- [EXERCISE REQUIREMENTS]:
Wherever the word "March" shows up in a line, please copy that line.

- [GIVEN RECORDS]:

◇ ◇ ◇ ◇

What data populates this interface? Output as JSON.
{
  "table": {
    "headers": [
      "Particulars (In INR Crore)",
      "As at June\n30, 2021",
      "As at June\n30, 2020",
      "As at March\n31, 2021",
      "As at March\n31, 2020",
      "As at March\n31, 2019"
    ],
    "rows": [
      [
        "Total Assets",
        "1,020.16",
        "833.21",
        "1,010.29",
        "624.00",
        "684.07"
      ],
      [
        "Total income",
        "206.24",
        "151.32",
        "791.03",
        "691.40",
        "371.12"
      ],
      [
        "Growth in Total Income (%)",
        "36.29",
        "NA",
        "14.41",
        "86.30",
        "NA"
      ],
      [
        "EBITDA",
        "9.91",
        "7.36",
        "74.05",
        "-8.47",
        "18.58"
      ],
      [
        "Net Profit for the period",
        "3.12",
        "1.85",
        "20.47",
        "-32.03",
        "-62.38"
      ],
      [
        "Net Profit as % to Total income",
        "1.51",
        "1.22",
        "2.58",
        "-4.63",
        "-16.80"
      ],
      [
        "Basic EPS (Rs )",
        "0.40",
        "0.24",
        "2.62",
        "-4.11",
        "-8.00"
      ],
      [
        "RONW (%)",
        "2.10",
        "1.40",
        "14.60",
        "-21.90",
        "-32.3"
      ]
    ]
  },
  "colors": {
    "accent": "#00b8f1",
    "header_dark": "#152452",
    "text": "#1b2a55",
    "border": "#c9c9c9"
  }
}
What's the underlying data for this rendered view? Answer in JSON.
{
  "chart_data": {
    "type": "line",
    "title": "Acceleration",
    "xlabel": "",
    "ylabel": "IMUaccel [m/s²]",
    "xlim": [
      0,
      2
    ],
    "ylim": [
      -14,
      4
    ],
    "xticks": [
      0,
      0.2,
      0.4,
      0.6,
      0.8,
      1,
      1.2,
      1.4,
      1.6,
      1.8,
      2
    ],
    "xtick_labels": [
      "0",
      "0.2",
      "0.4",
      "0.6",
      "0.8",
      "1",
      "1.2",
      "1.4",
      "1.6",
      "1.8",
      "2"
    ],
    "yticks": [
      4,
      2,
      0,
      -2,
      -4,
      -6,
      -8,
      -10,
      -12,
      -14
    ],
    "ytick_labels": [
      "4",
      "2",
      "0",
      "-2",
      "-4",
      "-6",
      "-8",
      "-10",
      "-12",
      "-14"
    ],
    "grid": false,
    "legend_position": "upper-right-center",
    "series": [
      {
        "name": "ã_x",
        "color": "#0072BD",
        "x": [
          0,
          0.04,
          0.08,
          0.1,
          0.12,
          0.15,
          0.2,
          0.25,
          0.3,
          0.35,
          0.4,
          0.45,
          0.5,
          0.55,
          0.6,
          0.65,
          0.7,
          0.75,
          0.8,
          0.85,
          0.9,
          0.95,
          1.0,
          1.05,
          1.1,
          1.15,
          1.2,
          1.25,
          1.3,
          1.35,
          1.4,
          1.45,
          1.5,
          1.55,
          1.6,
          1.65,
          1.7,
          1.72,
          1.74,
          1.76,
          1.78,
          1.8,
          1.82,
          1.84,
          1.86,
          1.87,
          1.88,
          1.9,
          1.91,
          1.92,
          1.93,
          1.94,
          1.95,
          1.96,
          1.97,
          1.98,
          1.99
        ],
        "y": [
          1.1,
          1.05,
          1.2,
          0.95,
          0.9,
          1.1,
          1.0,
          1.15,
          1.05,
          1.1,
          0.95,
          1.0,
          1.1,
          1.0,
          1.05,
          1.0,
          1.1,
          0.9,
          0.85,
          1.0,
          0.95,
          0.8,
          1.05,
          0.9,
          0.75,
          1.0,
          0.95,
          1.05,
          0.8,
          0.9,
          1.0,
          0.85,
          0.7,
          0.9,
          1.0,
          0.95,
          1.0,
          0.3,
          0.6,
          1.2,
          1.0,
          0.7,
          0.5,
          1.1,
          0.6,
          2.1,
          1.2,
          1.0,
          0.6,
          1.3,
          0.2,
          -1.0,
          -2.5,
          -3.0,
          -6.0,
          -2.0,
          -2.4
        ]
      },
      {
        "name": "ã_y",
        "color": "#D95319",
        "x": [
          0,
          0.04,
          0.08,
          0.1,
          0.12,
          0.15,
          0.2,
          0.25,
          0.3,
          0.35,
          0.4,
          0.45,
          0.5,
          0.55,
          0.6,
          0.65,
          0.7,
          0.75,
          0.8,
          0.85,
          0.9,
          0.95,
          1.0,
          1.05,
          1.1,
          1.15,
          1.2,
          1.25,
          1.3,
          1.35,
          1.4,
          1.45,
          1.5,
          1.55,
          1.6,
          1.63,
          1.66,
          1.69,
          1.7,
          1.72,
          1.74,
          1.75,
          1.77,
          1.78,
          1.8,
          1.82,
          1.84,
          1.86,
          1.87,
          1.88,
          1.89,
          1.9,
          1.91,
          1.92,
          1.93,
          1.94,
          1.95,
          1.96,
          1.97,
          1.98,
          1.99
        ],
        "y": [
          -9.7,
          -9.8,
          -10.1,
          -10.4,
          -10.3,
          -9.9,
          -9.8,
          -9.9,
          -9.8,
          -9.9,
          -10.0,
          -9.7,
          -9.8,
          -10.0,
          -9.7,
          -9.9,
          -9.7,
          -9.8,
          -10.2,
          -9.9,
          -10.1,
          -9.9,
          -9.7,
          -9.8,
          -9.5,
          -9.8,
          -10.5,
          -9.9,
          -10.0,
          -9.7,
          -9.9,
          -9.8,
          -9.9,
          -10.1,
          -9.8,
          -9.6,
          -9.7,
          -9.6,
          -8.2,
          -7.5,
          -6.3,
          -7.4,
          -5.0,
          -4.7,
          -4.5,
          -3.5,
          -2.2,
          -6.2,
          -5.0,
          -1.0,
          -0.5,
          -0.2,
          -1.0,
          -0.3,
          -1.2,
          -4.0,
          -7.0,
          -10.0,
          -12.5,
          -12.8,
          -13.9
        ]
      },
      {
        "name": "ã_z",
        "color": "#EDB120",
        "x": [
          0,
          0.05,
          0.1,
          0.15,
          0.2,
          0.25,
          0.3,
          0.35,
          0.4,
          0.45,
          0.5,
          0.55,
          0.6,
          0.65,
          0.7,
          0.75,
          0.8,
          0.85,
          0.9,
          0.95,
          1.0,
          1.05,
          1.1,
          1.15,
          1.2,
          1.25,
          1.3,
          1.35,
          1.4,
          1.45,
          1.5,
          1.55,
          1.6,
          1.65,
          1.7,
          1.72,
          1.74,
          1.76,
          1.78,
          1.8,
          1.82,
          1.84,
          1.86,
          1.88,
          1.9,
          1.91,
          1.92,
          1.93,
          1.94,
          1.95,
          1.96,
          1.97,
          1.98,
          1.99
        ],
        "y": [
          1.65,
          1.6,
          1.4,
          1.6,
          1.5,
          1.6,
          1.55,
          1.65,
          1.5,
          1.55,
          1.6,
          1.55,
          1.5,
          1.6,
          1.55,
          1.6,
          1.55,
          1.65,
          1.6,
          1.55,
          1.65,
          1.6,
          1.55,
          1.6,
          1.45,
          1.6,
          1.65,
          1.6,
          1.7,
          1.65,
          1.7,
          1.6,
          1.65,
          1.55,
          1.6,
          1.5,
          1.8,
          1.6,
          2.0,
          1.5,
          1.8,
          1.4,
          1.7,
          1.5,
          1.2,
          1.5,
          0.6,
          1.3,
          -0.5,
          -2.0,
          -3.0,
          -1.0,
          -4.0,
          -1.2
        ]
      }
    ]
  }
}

◇ ◇ ◇ ◇

- [WRITTEN ANSWER]:
      "As at March\n31, 2021",
      "As at March\n31, 2020",
      "As at March\n31, 2019"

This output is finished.